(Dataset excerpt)
--- start ---

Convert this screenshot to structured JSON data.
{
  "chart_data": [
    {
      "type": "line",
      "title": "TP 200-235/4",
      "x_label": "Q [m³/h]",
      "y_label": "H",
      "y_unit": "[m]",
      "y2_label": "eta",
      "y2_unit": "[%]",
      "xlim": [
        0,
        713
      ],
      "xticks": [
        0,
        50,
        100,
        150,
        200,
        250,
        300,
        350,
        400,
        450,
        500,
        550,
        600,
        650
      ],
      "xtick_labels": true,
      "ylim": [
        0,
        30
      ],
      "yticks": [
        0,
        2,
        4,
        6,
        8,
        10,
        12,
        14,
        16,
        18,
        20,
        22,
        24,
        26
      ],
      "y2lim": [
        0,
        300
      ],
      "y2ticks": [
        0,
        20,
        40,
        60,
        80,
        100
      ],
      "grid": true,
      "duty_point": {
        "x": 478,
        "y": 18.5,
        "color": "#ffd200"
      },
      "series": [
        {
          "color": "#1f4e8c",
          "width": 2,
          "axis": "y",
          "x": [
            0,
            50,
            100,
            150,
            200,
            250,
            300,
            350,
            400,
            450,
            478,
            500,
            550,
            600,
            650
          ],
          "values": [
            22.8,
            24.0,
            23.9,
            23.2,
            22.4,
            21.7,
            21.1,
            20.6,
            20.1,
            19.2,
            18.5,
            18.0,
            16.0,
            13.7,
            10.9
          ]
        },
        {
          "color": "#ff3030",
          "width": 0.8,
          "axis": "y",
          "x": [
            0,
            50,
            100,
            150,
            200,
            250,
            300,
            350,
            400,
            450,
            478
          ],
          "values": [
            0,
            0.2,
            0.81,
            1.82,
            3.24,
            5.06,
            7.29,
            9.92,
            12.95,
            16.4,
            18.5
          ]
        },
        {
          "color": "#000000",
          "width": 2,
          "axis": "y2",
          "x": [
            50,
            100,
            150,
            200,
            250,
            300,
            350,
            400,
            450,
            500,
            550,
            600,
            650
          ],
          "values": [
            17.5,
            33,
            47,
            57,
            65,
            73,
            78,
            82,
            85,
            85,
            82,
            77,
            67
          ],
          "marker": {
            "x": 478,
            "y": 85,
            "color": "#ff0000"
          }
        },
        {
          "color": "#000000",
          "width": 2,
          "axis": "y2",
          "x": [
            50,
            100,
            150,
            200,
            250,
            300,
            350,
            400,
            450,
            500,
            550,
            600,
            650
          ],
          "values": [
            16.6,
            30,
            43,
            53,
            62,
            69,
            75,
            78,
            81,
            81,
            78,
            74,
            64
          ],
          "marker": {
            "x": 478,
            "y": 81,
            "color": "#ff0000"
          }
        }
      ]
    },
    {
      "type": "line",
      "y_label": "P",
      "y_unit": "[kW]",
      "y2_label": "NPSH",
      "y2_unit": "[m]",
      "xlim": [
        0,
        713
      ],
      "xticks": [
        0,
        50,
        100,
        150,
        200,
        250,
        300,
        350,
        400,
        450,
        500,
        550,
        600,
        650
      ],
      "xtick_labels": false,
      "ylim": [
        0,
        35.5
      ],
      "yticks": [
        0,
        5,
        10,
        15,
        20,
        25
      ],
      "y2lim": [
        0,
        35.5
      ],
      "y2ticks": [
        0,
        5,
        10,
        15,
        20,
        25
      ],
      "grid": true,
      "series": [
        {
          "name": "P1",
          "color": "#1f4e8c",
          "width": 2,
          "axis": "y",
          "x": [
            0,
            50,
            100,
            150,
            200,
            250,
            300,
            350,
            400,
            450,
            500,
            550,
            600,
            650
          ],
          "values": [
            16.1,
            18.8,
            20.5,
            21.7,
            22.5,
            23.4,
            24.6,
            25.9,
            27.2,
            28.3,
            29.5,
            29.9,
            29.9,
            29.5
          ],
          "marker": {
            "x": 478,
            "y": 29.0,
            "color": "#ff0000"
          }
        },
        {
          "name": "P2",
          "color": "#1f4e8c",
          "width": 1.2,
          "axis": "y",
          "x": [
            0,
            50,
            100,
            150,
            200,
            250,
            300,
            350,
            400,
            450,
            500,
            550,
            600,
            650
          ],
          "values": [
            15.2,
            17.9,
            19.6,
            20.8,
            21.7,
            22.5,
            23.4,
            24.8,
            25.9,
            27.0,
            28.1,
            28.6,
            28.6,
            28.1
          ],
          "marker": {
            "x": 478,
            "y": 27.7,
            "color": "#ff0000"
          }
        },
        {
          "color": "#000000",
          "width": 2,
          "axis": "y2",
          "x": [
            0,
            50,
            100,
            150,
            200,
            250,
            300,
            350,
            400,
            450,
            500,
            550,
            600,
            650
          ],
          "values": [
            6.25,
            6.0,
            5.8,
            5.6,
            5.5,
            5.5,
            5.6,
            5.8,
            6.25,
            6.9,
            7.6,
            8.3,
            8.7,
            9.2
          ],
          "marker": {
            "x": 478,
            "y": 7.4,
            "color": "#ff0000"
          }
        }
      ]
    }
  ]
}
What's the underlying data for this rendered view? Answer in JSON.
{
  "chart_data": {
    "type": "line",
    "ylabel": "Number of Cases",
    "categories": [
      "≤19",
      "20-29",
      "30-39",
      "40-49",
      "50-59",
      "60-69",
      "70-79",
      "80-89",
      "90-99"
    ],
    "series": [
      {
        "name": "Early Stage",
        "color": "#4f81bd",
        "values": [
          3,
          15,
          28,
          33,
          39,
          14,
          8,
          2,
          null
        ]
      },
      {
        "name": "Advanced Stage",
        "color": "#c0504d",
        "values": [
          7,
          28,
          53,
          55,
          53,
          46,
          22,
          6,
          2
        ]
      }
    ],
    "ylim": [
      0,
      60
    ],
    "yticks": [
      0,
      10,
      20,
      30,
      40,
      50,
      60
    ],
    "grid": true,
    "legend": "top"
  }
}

--- end ---

=== TASK REQUIREMENTS ===
Show every line that contains the word "JSON".

=== ANSWER TO THIS TASK ===
Convert this screenshot to structured JSON data.
What's the underlying data for this rendered view? Answer in JSON.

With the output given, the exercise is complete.